Output the material below unchanged, apart from leaving out the pictures.

-- Start --

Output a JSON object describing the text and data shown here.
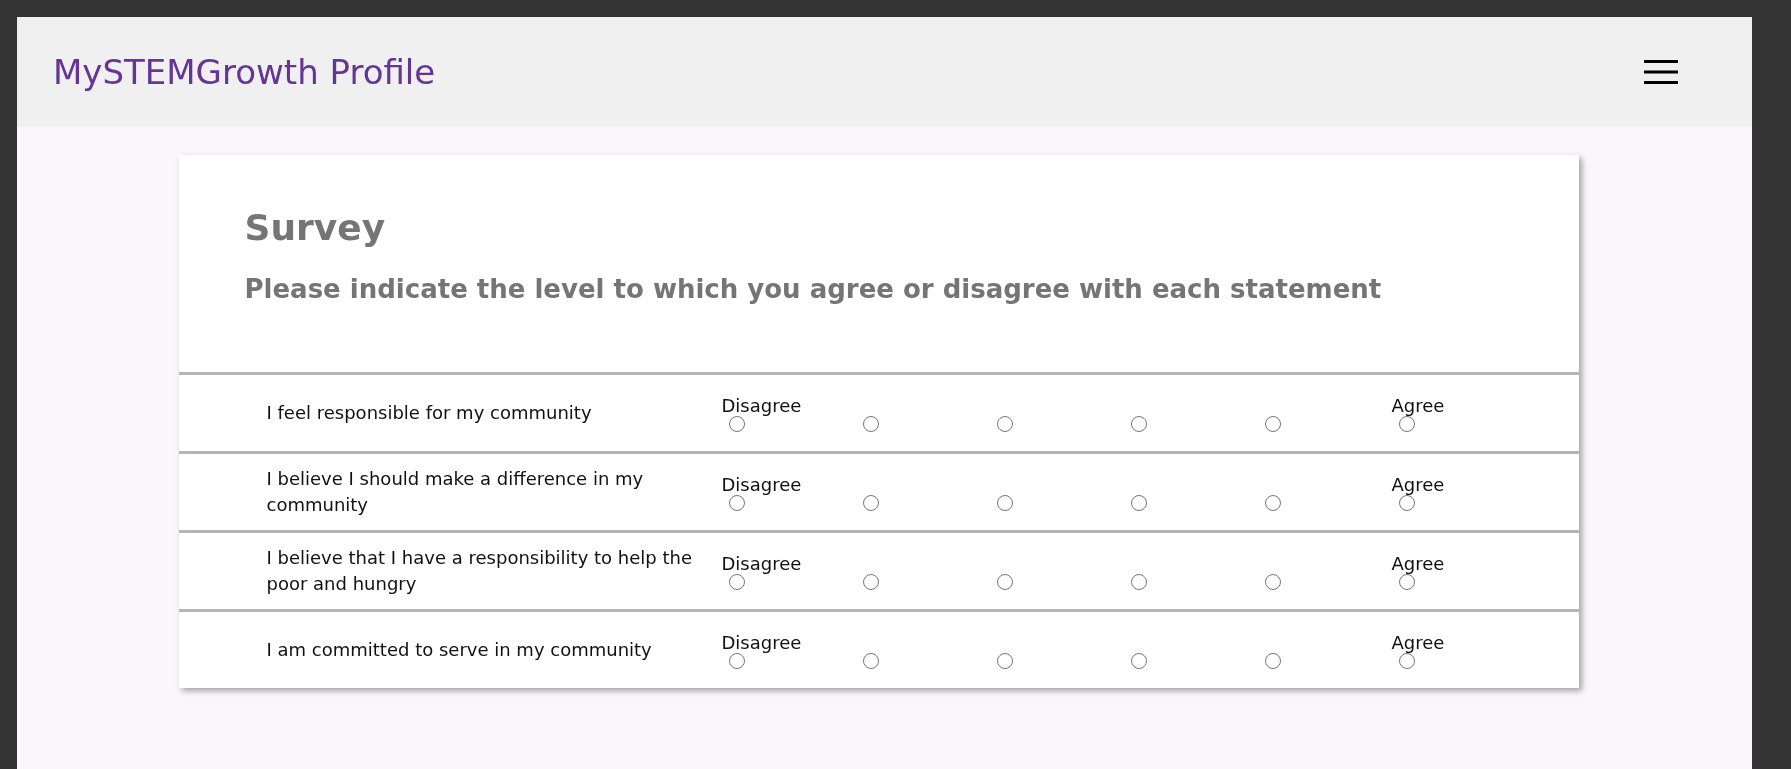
{
  "header": {
    "title": "MySTEMGrowth Profile"
  },
  "survey": {
    "title": "Survey",
    "instruction": "Please indicate the level to which you agree or disagree with each statement",
    "rows": [
      {
        "statement": "I feel responsible for my community",
        "low_label": "Disagree",
        "high_label": "Agree",
        "options": [
          {
            "selected": false
          },
          {
            "selected": false
          },
          {
            "selected": false
          },
          {
            "selected": false
          },
          {
            "selected": false
          },
          {
            "selected": false
          }
        ]
      },
      {
        "statement": "I believe I should make a difference in my community",
        "low_label": "Disagree",
        "high_label": "Agree",
        "options": [
          {
            "selected": false
          },
          {
            "selected": false
          },
          {
            "selected": false
          },
          {
            "selected": false
          },
          {
            "selected": false
          },
          {
            "selected": false
          }
        ]
      },
      {
        "statement": "I believe that I have a responsibility to help the poor and hungry",
        "low_label": "Disagree",
        "high_label": "Agree",
        "options": [
          {
            "selected": false
          },
          {
            "selected": false
          },
          {
            "selected": false
          },
          {
            "selected": false
          },
          {
            "selected": false
          },
          {
            "selected": false
          }
        ]
      },
      {
        "statement": "I am committed to serve in my community",
        "low_label": "Disagree",
        "high_label": "Agree",
        "options": [
          {
            "selected": false
          },
          {
            "selected": false
          },
          {
            "selected": false
          },
          {
            "selected": false
          },
          {
            "selected": false
          },
          {
            "selected": false
          }
        ]
      }
    ]
  }
}
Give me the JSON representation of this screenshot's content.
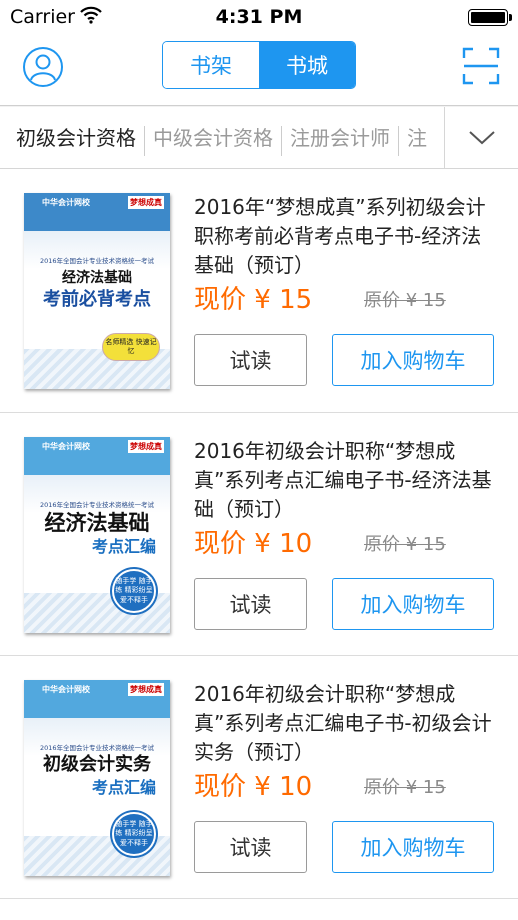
{
  "status_bar": {
    "carrier": "Carrier",
    "time": "4:31 PM"
  },
  "nav": {
    "segments": {
      "shelf": "书架",
      "store": "书城"
    },
    "active_segment": "store"
  },
  "categories": {
    "items": [
      "初级会计资格",
      "中级会计资格",
      "注册会计师",
      "注"
    ],
    "active_index": 0
  },
  "books": [
    {
      "title": "2016年“梦想成真”系列初级会计职称考前必背考点电子书-经济法基础（预订）",
      "price_now": "现价 ¥ 15",
      "price_orig": "原价 ¥ 15",
      "read_label": "试读",
      "cart_label": "加入购物车",
      "cover": {
        "brand": "中华会计网校",
        "series": "梦想成真",
        "sub": "2016年全国会计专业技术资格统一考试",
        "line1": "经济法基础",
        "line2": "考前必背考点",
        "badge": "名师精选 快速记忆"
      }
    },
    {
      "title": "2016年初级会计职称“梦想成真”系列考点汇编电子书-经济法基础（预订）",
      "price_now": "现价 ¥ 10",
      "price_orig": "原价 ¥ 15",
      "read_label": "试读",
      "cart_label": "加入购物车",
      "cover": {
        "brand": "中华会计网校",
        "series": "梦想成真",
        "sub": "2016年全国会计专业技术资格统一考试",
        "line1": "经济法基础",
        "line2": "考点汇编",
        "badge": "随手学 随手练 精彩纷呈 爱不释手"
      }
    },
    {
      "title": "2016年初级会计职称“梦想成真”系列考点汇编电子书-初级会计实务（预订）",
      "price_now": "现价 ¥ 10",
      "price_orig": "原价 ¥ 15",
      "read_label": "试读",
      "cart_label": "加入购物车",
      "cover": {
        "brand": "中华会计网校",
        "series": "梦想成真",
        "sub": "2016年全国会计专业技术资格统一考试",
        "line1": "初级会计实务",
        "line2": "考点汇编",
        "badge": "随手学 随手练 精彩纷呈 爱不释手"
      }
    }
  ],
  "colors": {
    "accent": "#1e96f0",
    "price": "#ff6a00"
  }
}
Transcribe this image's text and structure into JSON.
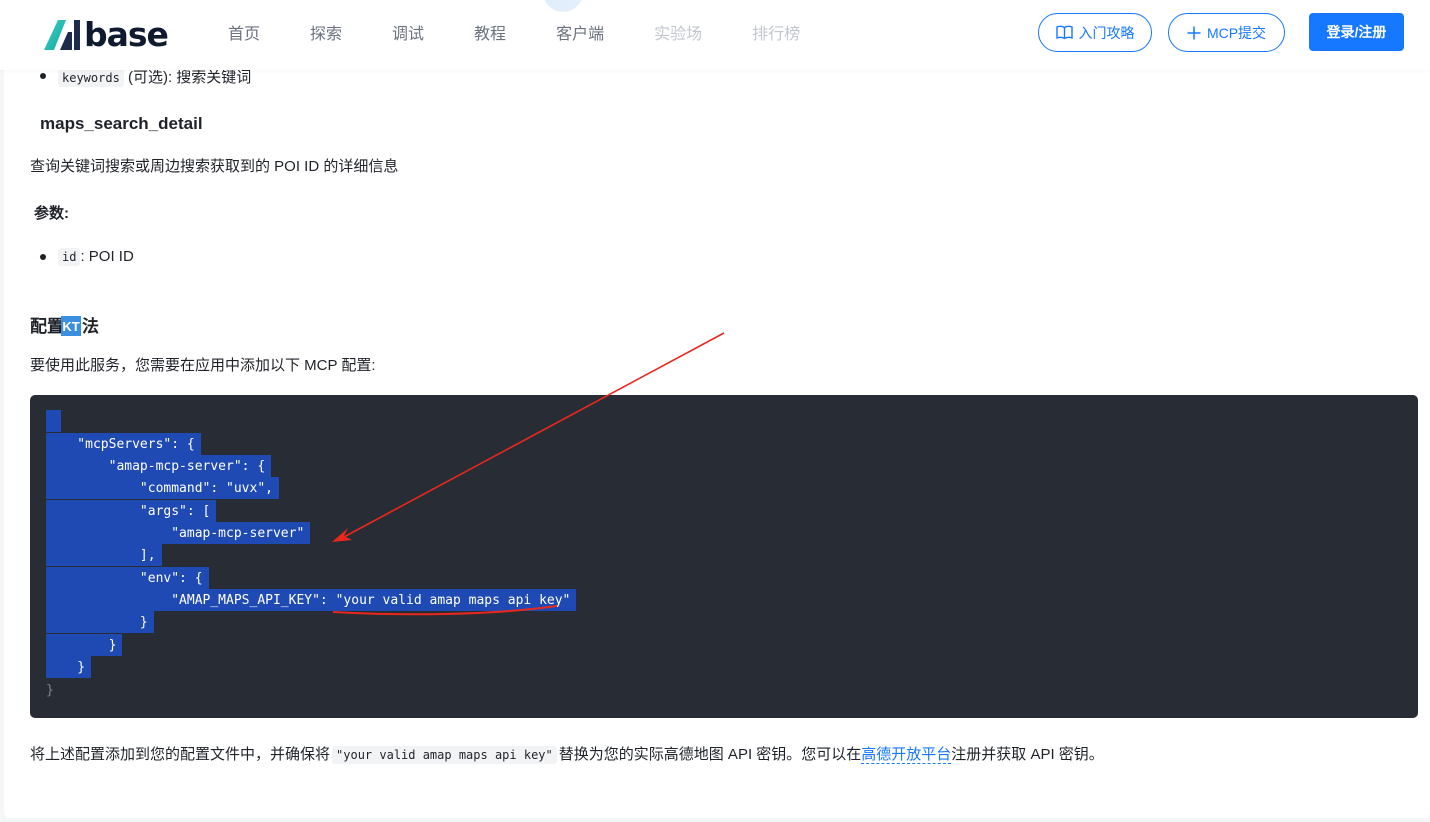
{
  "header": {
    "logo_text": "base",
    "nav": [
      "首页",
      "探索",
      "调试",
      "教程",
      "客户端",
      "实验场",
      "排行榜"
    ],
    "guide_label": "入门攻略",
    "mcp_label": "MCP提交",
    "login_label": "登录/注册"
  },
  "content": {
    "prev_param_name": "keywords",
    "prev_param_desc": " (可选): 搜索关键词",
    "section_title": "maps_search_detail",
    "section_desc": "查询关键词搜索或周边搜索获取到的 POI ID 的详细信息",
    "params_label": "参数:",
    "param_name": "id",
    "param_desc": ": POI ID",
    "config_title_a": "配置",
    "config_title_b": "法",
    "badge_text": "KT",
    "config_desc": "要使用此服务，您需要在应用中添加以下 MCP 配置:",
    "code_lines": [
      "{",
      "    \"mcpServers\": {",
      "        \"amap-mcp-server\": {",
      "            \"command\": \"uvx\",",
      "            \"args\": [",
      "                \"amap-mcp-server\"",
      "            ],",
      "            \"env\": {",
      "                \"AMAP_MAPS_API_KEY\": \"your valid amap maps api key\"",
      "            }",
      "        }",
      "    }",
      "}"
    ],
    "footer_a": "将上述配置添加到您的配置文件中，并确保将",
    "footer_code": "\"your valid amap maps api key\"",
    "footer_b": "替换为您的实际高德地图 API 密钥。您可以在",
    "footer_link": "高德开放平台",
    "footer_c": "注册并获取 API 密钥。"
  },
  "colors": {
    "accent": "#1677ff",
    "code_bg": "#282c34",
    "selection": "#1f4ab3",
    "annotation": "#e8281e"
  }
}
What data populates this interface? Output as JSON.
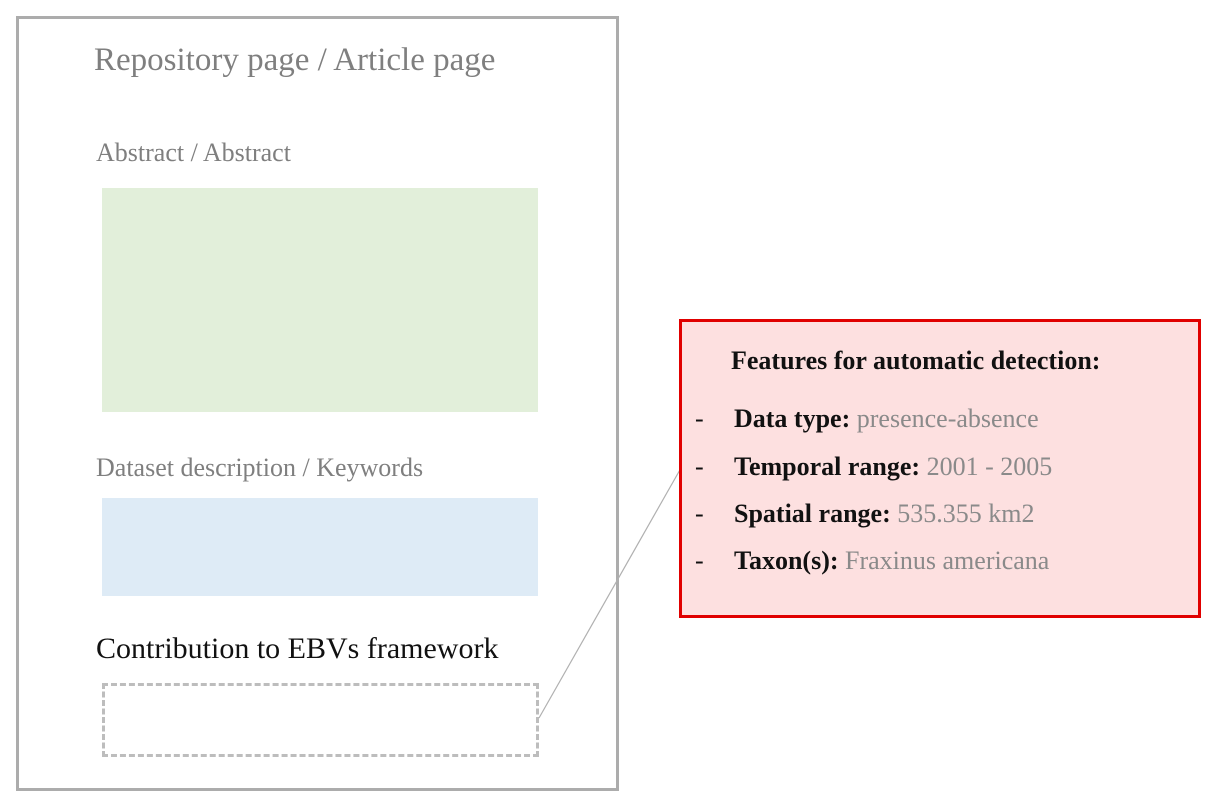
{
  "page": {
    "title": "Repository page / Article page",
    "abstract_label": "Abstract / Abstract",
    "dataset_label": "Dataset description / Keywords",
    "contribution_label": "Contribution to EBVs framework"
  },
  "features": {
    "title": "Features for automatic detection:",
    "dash": "-",
    "items": [
      {
        "key": "Data type:",
        "value": "presence-absence"
      },
      {
        "key": "Temporal range:",
        "value": "2001 - 2005"
      },
      {
        "key": "Spatial range:",
        "value": "535.355 km2"
      },
      {
        "key": "Taxon(s):",
        "value": "Fraxinus americana"
      }
    ]
  },
  "colors": {
    "frame_border": "#acacac",
    "abstract_fill": "#e2efda",
    "dataset_fill": "#deebf6",
    "dashed_border": "#bdbdbd",
    "features_fill": "#fde0e0",
    "features_border": "#e00000",
    "connector_line": "#b0b0b0"
  }
}
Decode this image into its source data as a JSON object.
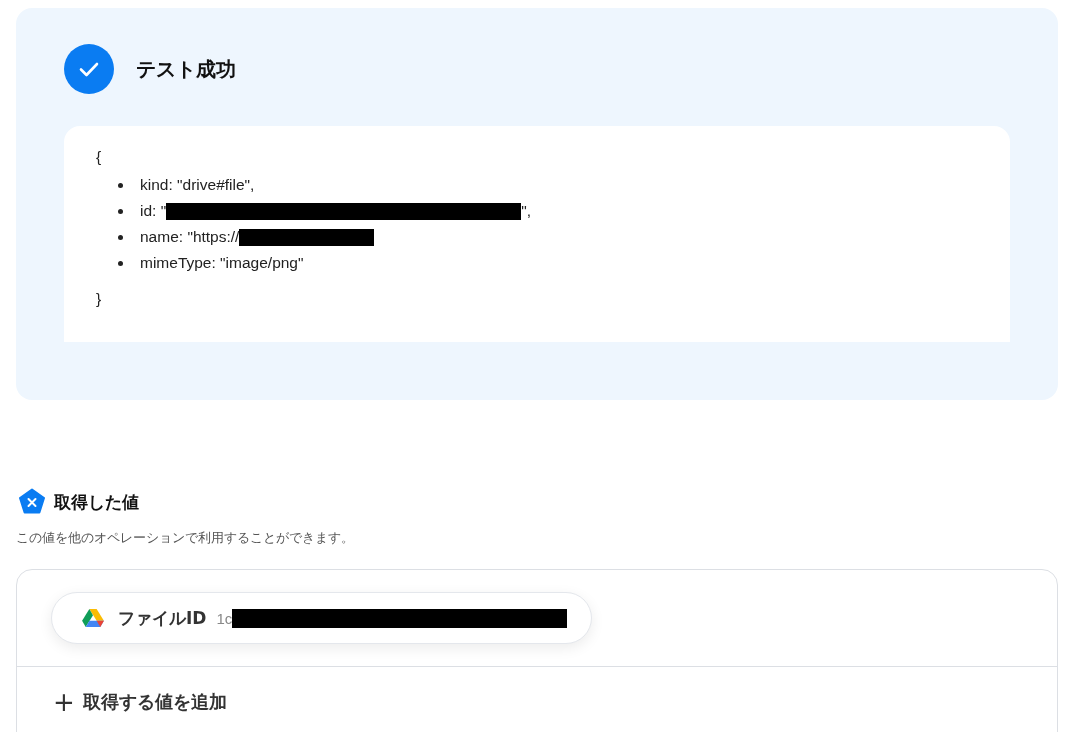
{
  "result": {
    "title": "テスト成功",
    "open_brace": "{",
    "close_brace": "}",
    "fields": [
      {
        "text": "kind: \"drive#file\",",
        "redacted": false
      },
      {
        "text": "id: \"",
        "redacted": true,
        "after": "\","
      },
      {
        "text": "name: \"https://",
        "redacted": true
      },
      {
        "text": "mimeType: \"image/png\"",
        "redacted": false
      }
    ]
  },
  "values": {
    "title": "取得した値",
    "description": "この値を他のオペレーションで利用することができます。",
    "items": [
      {
        "label": "ファイルID",
        "value": "1c",
        "redacted": true
      }
    ],
    "add_button": {
      "icon": "+",
      "label": "取得する値を追加"
    }
  }
}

-- End --

EXERCISE OUTPUT
Output a JSON object describing the text and data shown here.
{
  "header": {
    "title": "MySTEMGrowth Profile"
  },
  "survey": {
    "title": "Survey",
    "instruction": "Please indicate the level to which you agree or disagree with each statement",
    "rows": [
      {
        "statement": "I feel responsible for my community",
        "low_label": "Disagree",
        "high_label": "Agree",
        "options": [
          {
            "selected": false
          },
          {
            "selected": false
          },
          {
            "selected": false
          },
          {
            "selected": false
          },
          {
            "selected": false
          },
          {
            "selected": false
          }
        ]
      },
      {
        "statement": "I believe I should make a difference in my community",
        "low_label": "Disagree",
        "high_label": "Agree",
        "options": [
          {
            "selected": false
          },
          {
            "selected": false
          },
          {
            "selected": false
          },
          {
            "selected": false
          },
          {
            "selected": false
          },
          {
            "selected": false
          }
        ]
      },
      {
        "statement": "I believe that I have a responsibility to help the poor and hungry",
        "low_label": "Disagree",
        "high_label": "Agree",
        "options": [
          {
            "selected": false
          },
          {
            "selected": false
          },
          {
            "selected": false
          },
          {
            "selected": false
          },
          {
            "selected": false
          },
          {
            "selected": false
          }
        ]
      },
      {
        "statement": "I am committed to serve in my community",
        "low_label": "Disagree",
        "high_label": "Agree",
        "options": [
          {
            "selected": false
          },
          {
            "selected": false
          },
          {
            "selected": false
          },
          {
            "selected": false
          },
          {
            "selected": false
          },
          {
            "selected": false
          }
        ]
      }
    ]
  }
}
Give me the JSON representation of this screenshot's content.
{
  "status_bar": {
    "carrier": "Carrier",
    "time": "4:31 PM"
  },
  "nav": {
    "segments": {
      "shelf": "书架",
      "store": "书城"
    },
    "active_segment": "store"
  },
  "categories": {
    "items": [
      "初级会计资格",
      "中级会计资格",
      "注册会计师",
      "注"
    ],
    "active_index": 0
  },
  "books": [
    {
      "title": "2016年“梦想成真”系列初级会计职称考前必背考点电子书-经济法基础（预订）",
      "price_now": "现价 ¥ 15",
      "price_orig": "原价 ¥ 15",
      "read_label": "试读",
      "cart_label": "加入购物车",
      "cover": {
        "brand": "中华会计网校",
        "series": "梦想成真",
        "sub": "2016年全国会计专业技术资格统一考试",
        "line1": "经济法基础",
        "line2": "考前必背考点",
        "badge": "名师精选 快速记忆"
      }
    },
    {
      "title": "2016年初级会计职称“梦想成真”系列考点汇编电子书-经济法基础（预订）",
      "price_now": "现价 ¥ 10",
      "price_orig": "原价 ¥ 15",
      "read_label": "试读",
      "cart_label": "加入购物车",
      "cover": {
        "brand": "中华会计网校",
        "series": "梦想成真",
        "sub": "2016年全国会计专业技术资格统一考试",
        "line1": "经济法基础",
        "line2": "考点汇编",
        "badge": "随手学 随手练 精彩纷呈 爱不释手"
      }
    },
    {
      "title": "2016年初级会计职称“梦想成真”系列考点汇编电子书-初级会计实务（预订）",
      "price_now": "现价 ¥ 10",
      "price_orig": "原价 ¥ 15",
      "read_label": "试读",
      "cart_label": "加入购物车",
      "cover": {
        "brand": "中华会计网校",
        "series": "梦想成真",
        "sub": "2016年全国会计专业技术资格统一考试",
        "line1": "初级会计实务",
        "line2": "考点汇编",
        "badge": "随手学 随手练 精彩纷呈 爱不释手"
      }
    }
  ],
  "colors": {
    "accent": "#1e96f0",
    "price": "#ff6a00"
  }
}
Transcribe this image's text and structure into JSON.
{
  "header": {
    "logo_text": "base",
    "nav": [
      "首页",
      "探索",
      "调试",
      "教程",
      "客户端",
      "实验场",
      "排行榜"
    ],
    "guide_label": "入门攻略",
    "mcp_label": "MCP提交",
    "login_label": "登录/注册"
  },
  "content": {
    "prev_param_name": "keywords",
    "prev_param_desc": " (可选): 搜索关键词",
    "section_title": "maps_search_detail",
    "section_desc": "查询关键词搜索或周边搜索获取到的 POI ID 的详细信息",
    "params_label": "参数:",
    "param_name": "id",
    "param_desc": ": POI ID",
    "config_title_a": "配置",
    "config_title_b": "法",
    "badge_text": "KT",
    "config_desc": "要使用此服务，您需要在应用中添加以下 MCP 配置:",
    "code_lines": [
      "{",
      "    \"mcpServers\": {",
      "        \"amap-mcp-server\": {",
      "            \"command\": \"uvx\",",
      "            \"args\": [",
      "                \"amap-mcp-server\"",
      "            ],",
      "            \"env\": {",
      "                \"AMAP_MAPS_API_KEY\": \"your valid amap maps api key\"",
      "            }",
      "        }",
      "    }",
      "}"
    ],
    "footer_a": "将上述配置添加到您的配置文件中，并确保将",
    "footer_code": "\"your valid amap maps api key\"",
    "footer_b": "替换为您的实际高德地图 API 密钥。您可以在",
    "footer_link": "高德开放平台",
    "footer_c": "注册并获取 API 密钥。"
  },
  "colors": {
    "accent": "#1677ff",
    "code_bg": "#282c34",
    "selection": "#1f4ab3",
    "annotation": "#e8281e"
  }
}
What data populates this interface? Output as JSON.
{
  "page": {
    "title": "Repository page / Article page",
    "abstract_label": "Abstract / Abstract",
    "dataset_label": "Dataset description / Keywords",
    "contribution_label": "Contribution to EBVs framework"
  },
  "features": {
    "title": "Features for automatic detection:",
    "dash": "-",
    "items": [
      {
        "key": "Data type:",
        "value": "presence-absence"
      },
      {
        "key": "Temporal range:",
        "value": "2001 - 2005"
      },
      {
        "key": "Spatial range:",
        "value": "535.355 km2"
      },
      {
        "key": "Taxon(s):",
        "value": "Fraxinus americana"
      }
    ]
  },
  "colors": {
    "frame_border": "#acacac",
    "abstract_fill": "#e2efda",
    "dataset_fill": "#deebf6",
    "dashed_border": "#bdbdbd",
    "features_fill": "#fde0e0",
    "features_border": "#e00000",
    "connector_line": "#b0b0b0"
  }
}
Decode this image into its source data as a JSON object.
{
  "result": {
    "title": "テスト成功",
    "open_brace": "{",
    "close_brace": "}",
    "fields": [
      {
        "text": "kind: \"drive#file\",",
        "redacted": false
      },
      {
        "text": "id: \"",
        "redacted": true,
        "after": "\","
      },
      {
        "text": "name: \"https://",
        "redacted": true
      },
      {
        "text": "mimeType: \"image/png\"",
        "redacted": false
      }
    ]
  },
  "values": {
    "title": "取得した値",
    "description": "この値を他のオペレーションで利用することができます。",
    "items": [
      {
        "label": "ファイルID",
        "value": "1c",
        "redacted": true
      }
    ],
    "add_button": {
      "icon": "+",
      "label": "取得する値を追加"
    }
  }
}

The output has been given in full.